= Dataset records =
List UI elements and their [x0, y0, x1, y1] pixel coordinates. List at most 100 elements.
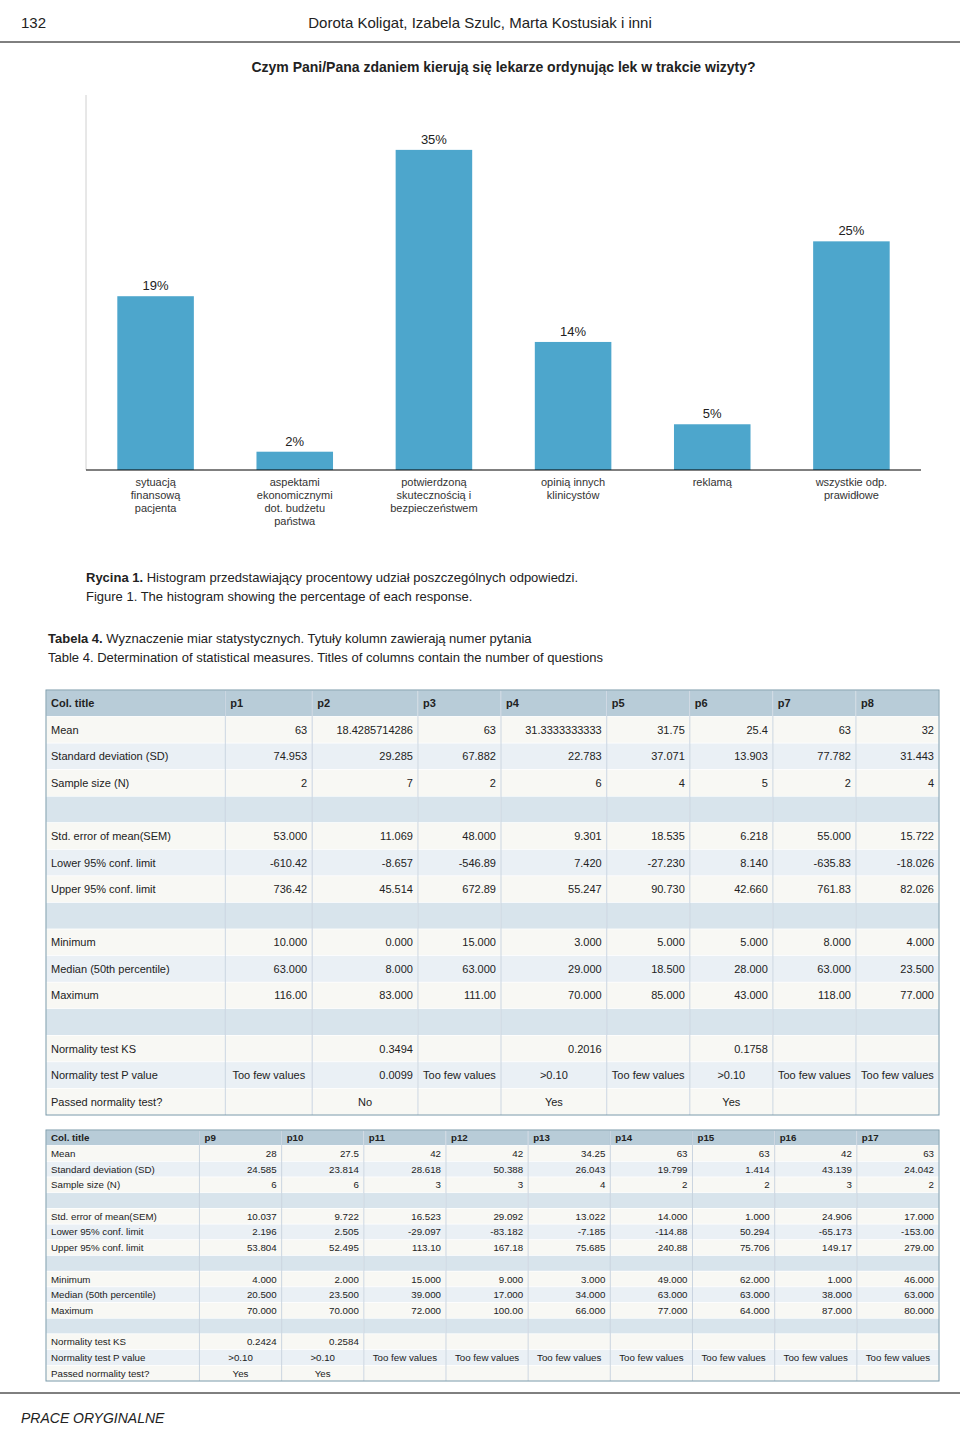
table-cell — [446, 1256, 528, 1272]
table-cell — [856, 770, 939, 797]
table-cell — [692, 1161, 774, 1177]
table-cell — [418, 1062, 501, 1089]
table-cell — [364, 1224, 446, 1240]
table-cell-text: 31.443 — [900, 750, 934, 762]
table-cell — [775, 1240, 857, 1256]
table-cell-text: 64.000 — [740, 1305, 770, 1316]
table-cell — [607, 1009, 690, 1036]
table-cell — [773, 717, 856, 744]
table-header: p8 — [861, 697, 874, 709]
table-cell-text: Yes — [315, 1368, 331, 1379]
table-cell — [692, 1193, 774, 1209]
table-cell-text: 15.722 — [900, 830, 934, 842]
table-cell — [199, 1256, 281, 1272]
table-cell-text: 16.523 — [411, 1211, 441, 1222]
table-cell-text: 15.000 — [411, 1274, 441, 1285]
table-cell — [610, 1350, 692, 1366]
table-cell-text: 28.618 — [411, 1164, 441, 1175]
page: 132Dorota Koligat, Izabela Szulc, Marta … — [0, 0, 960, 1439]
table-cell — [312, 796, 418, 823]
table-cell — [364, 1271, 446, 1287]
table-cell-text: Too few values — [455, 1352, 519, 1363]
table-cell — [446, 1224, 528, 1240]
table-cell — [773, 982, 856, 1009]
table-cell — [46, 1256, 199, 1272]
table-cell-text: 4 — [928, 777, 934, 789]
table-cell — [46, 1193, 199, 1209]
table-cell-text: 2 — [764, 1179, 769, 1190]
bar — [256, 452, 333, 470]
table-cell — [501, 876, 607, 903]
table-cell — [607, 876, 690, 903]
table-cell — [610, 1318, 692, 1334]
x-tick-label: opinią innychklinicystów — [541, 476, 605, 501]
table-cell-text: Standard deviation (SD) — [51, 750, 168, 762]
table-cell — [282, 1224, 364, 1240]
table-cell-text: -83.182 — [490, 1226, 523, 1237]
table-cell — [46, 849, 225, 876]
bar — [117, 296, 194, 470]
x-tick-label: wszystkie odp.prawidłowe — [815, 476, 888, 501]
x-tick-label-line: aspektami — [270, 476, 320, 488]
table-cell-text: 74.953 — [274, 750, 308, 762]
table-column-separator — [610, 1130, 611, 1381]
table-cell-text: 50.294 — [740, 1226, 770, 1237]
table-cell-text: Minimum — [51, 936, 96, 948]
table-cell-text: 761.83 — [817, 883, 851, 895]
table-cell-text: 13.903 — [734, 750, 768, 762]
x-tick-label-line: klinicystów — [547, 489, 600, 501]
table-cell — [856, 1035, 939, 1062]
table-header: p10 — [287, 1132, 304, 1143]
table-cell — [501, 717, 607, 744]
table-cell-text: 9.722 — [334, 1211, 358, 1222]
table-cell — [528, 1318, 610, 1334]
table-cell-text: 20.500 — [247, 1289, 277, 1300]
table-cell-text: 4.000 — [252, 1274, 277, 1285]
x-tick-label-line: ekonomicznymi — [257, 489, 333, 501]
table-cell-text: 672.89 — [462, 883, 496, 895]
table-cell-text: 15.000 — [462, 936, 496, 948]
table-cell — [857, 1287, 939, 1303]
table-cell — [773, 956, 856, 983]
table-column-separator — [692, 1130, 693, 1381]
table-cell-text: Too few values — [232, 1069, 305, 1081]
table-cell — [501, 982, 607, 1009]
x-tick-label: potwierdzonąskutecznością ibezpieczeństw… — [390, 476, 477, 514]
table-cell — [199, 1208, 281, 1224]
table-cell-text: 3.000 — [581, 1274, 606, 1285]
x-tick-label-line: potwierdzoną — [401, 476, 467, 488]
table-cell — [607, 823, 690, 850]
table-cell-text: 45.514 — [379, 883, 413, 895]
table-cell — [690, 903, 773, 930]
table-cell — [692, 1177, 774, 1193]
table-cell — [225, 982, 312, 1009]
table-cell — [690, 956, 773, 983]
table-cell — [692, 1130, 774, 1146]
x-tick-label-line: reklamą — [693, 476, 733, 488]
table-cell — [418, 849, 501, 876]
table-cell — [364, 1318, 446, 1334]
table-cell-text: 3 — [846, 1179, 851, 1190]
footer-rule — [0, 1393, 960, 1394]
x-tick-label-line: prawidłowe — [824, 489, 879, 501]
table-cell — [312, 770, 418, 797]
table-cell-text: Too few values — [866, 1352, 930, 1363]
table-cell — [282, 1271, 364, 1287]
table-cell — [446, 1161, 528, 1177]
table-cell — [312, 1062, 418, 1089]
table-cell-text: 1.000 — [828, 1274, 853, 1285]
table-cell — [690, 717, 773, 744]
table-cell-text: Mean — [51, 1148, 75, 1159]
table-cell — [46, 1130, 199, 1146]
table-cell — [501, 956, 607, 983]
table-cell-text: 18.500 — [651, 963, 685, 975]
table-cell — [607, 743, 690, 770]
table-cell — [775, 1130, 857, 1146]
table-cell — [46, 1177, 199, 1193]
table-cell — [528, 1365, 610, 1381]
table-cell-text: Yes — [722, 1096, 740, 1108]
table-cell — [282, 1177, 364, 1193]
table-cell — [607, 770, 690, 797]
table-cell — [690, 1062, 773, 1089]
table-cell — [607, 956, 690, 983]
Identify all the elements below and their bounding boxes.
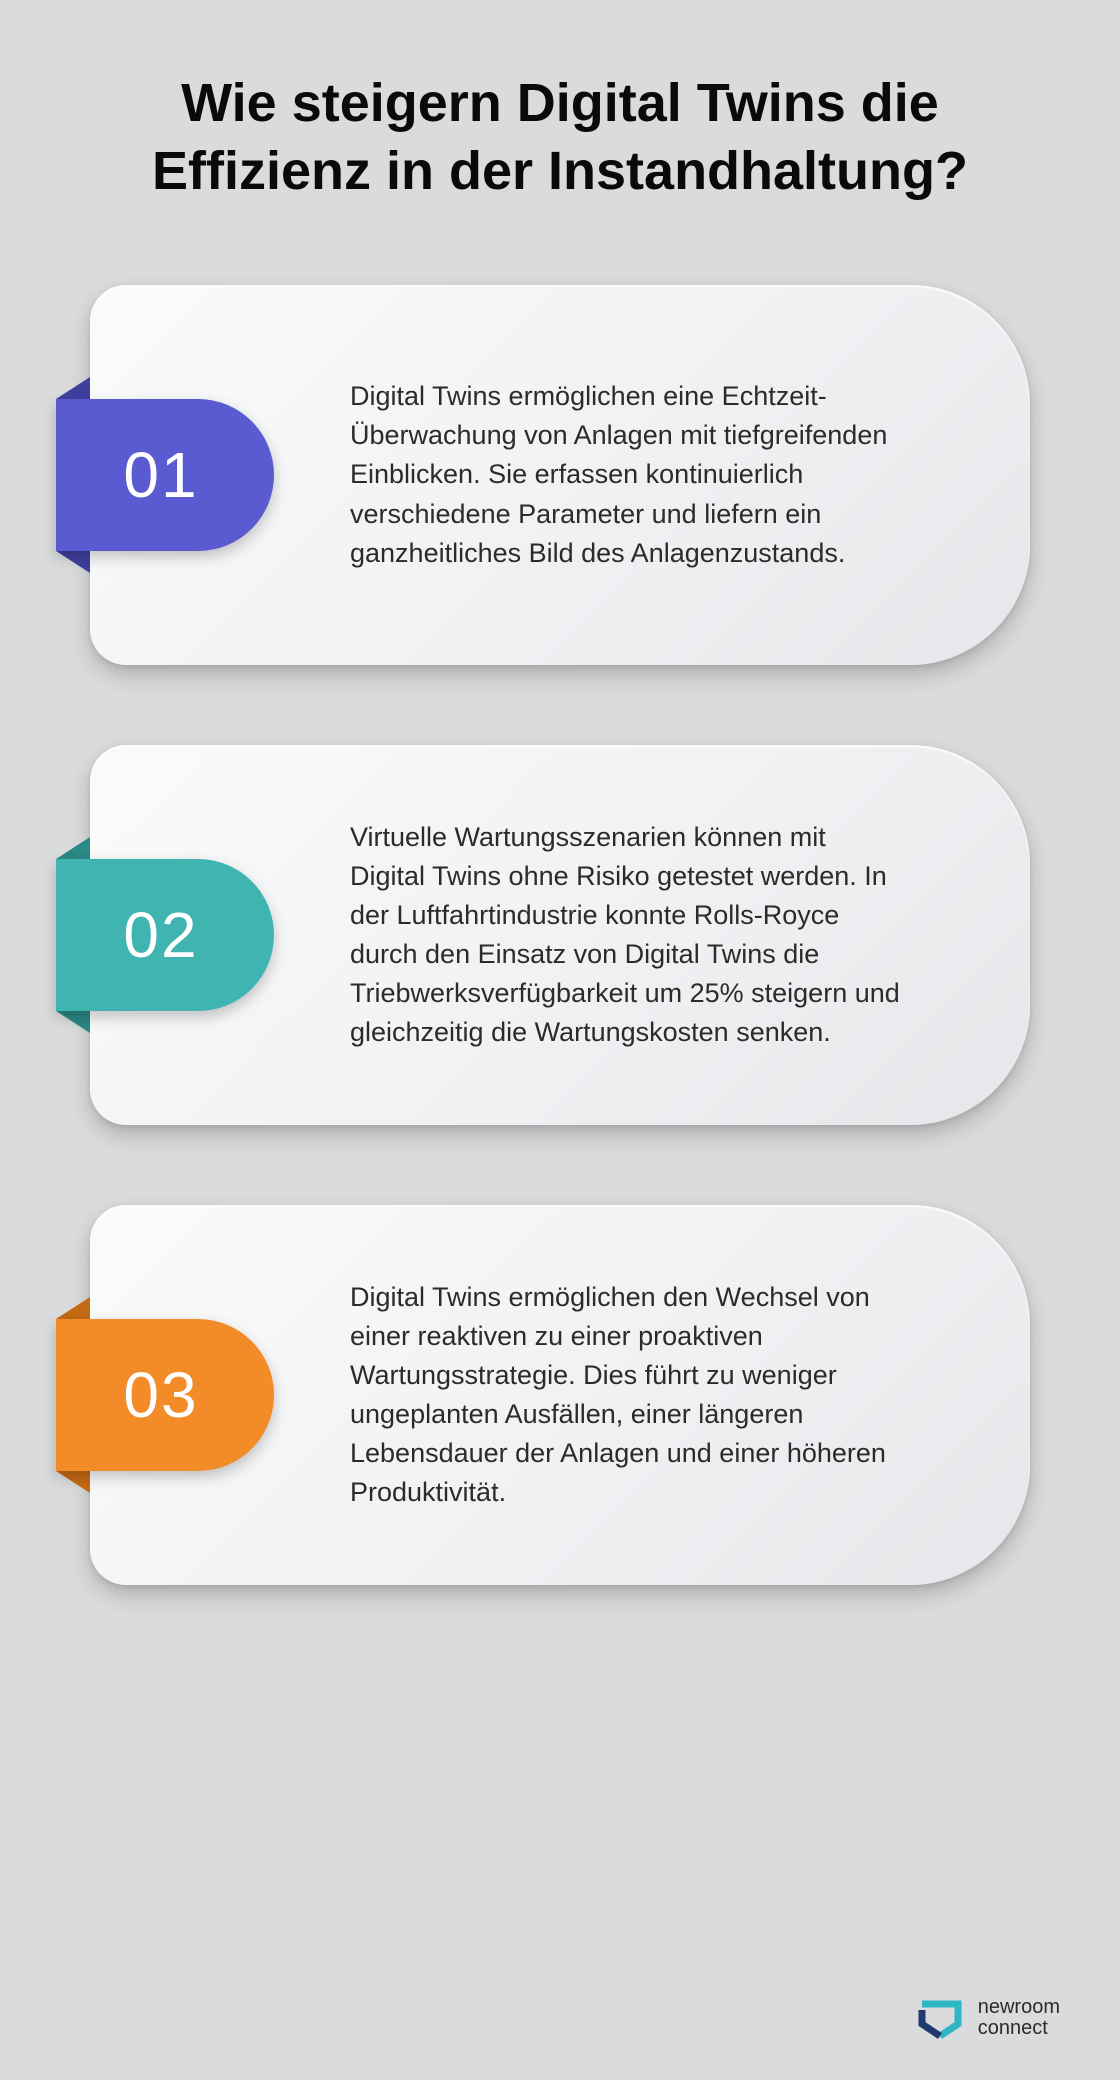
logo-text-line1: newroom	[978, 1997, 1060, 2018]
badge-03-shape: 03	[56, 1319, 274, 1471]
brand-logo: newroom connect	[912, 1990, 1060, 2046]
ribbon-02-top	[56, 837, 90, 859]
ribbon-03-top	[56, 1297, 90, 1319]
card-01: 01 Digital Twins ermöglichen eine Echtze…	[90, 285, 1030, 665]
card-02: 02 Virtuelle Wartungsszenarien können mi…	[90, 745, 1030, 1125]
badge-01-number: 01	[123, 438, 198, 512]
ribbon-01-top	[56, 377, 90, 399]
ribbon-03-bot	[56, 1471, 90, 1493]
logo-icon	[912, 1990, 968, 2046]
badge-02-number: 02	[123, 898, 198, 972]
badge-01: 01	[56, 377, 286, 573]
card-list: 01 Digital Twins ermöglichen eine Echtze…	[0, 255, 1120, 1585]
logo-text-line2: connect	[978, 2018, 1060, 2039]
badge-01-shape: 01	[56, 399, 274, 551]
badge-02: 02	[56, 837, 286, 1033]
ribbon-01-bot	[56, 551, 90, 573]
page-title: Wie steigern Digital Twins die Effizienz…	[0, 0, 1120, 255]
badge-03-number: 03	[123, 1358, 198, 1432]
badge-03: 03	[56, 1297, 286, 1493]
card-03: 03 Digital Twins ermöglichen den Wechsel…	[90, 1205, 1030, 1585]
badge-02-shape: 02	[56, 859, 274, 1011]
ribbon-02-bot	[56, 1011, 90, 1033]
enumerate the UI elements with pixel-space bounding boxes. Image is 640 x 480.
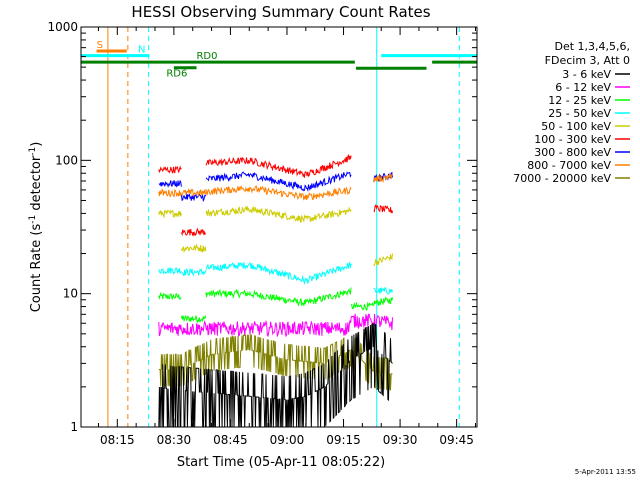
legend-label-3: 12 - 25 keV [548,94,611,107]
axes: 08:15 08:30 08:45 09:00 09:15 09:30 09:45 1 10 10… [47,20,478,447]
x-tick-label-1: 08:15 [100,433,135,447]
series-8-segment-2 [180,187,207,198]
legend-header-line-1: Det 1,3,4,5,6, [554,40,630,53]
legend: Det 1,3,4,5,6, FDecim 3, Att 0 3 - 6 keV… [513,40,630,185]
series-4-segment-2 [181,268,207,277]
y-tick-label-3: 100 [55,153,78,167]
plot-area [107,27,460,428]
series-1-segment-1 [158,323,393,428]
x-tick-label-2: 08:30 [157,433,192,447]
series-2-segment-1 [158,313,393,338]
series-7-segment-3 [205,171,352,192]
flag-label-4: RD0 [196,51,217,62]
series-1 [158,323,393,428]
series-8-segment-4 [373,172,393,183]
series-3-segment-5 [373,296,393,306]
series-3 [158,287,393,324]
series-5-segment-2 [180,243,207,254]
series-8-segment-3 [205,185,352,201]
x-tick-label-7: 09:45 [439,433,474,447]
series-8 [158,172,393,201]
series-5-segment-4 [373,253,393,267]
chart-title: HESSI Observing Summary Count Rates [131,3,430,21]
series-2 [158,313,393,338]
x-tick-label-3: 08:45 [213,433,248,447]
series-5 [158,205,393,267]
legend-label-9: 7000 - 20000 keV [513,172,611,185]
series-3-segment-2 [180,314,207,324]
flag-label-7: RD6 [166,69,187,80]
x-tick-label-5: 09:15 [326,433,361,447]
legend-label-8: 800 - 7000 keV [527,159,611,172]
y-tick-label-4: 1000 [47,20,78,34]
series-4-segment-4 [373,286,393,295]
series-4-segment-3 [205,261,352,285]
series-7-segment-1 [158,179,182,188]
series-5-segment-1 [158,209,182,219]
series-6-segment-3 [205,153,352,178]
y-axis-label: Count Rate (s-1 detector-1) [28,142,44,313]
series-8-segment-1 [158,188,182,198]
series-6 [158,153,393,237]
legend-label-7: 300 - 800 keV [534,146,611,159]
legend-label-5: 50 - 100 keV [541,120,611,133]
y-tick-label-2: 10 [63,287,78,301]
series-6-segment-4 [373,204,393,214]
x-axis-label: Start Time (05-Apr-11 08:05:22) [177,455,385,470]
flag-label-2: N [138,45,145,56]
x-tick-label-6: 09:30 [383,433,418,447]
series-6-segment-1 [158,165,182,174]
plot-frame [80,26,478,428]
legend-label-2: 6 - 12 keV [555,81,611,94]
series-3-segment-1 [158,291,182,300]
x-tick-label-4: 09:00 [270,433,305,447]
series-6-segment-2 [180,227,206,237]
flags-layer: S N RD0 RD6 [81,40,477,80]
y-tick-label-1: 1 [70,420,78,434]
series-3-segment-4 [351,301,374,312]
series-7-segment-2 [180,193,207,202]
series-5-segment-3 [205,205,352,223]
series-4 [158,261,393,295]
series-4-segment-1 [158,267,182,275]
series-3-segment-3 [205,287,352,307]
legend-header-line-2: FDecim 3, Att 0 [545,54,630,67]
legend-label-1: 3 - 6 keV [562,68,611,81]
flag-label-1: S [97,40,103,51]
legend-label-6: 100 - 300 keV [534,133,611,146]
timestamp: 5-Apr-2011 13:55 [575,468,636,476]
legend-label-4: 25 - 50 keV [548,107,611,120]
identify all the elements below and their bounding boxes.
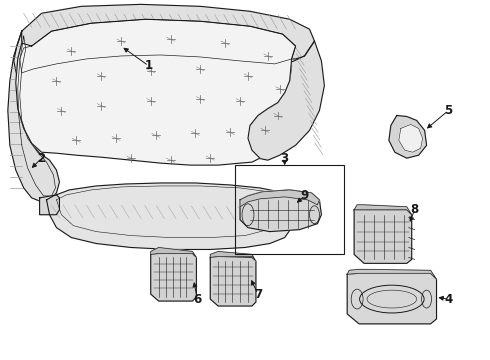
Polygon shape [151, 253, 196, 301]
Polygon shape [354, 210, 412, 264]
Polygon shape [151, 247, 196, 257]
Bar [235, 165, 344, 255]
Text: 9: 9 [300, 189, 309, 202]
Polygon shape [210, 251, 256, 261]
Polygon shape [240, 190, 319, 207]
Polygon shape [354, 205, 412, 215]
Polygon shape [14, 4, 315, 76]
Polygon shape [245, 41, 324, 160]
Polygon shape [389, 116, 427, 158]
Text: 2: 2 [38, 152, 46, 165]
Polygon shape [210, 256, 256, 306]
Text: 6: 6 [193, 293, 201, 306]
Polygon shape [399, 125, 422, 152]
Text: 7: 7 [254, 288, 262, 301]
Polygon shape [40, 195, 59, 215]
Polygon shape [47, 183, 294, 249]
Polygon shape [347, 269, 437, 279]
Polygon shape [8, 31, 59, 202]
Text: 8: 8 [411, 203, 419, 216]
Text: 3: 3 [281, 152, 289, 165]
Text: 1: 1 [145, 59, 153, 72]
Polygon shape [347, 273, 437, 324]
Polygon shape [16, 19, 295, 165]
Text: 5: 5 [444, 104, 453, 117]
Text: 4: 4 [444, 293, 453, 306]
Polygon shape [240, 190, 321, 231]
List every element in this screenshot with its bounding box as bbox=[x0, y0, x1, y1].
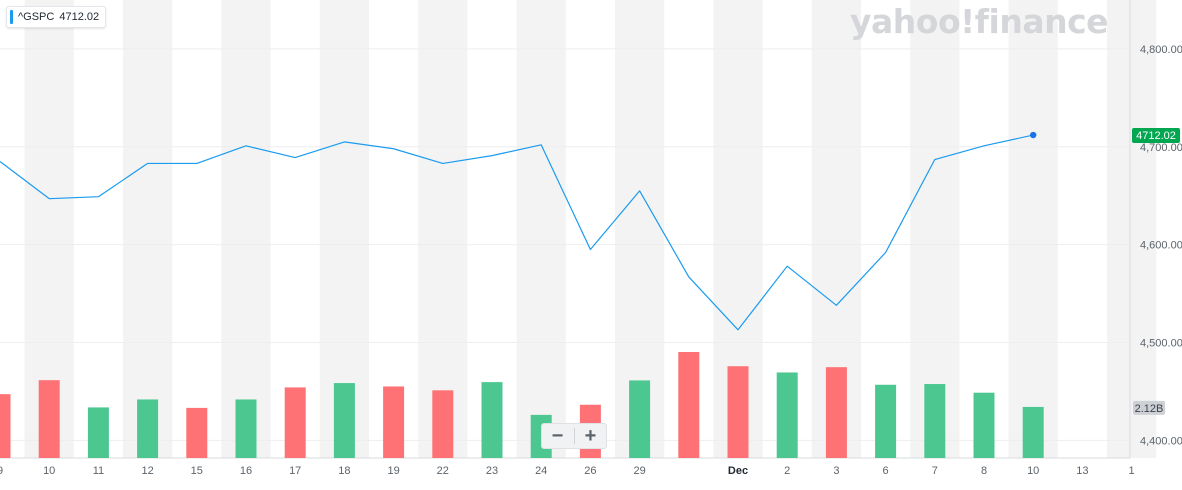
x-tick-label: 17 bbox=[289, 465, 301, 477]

= Brief =
Copy out the part of the data that opens with the line containing "Polygon shape [151, 253, 196, 301]" and closes with the line containing "Text: 1: 1 [145, 59, 153, 72]", reproducing each line without changes.

= Finished exercise =
Polygon shape [151, 253, 196, 301]
Polygon shape [354, 210, 412, 264]
Polygon shape [151, 247, 196, 257]
Bar [235, 165, 344, 255]
Text: 9: 9 [300, 189, 309, 202]
Polygon shape [210, 251, 256, 261]
Polygon shape [240, 190, 319, 207]
Polygon shape [354, 205, 412, 215]
Polygon shape [14, 4, 315, 76]
Polygon shape [245, 41, 324, 160]
Polygon shape [389, 116, 427, 158]
Text: 2: 2 [38, 152, 46, 165]
Polygon shape [210, 256, 256, 306]
Text: 6: 6 [193, 293, 201, 306]
Polygon shape [399, 125, 422, 152]
Text: 7: 7 [254, 288, 262, 301]
Polygon shape [40, 195, 59, 215]
Polygon shape [47, 183, 294, 249]
Polygon shape [347, 269, 437, 279]
Polygon shape [8, 31, 59, 202]
Text: 8: 8 [411, 203, 419, 216]
Text: 3: 3 [281, 152, 289, 165]
Text: 1: 1 [145, 59, 153, 72]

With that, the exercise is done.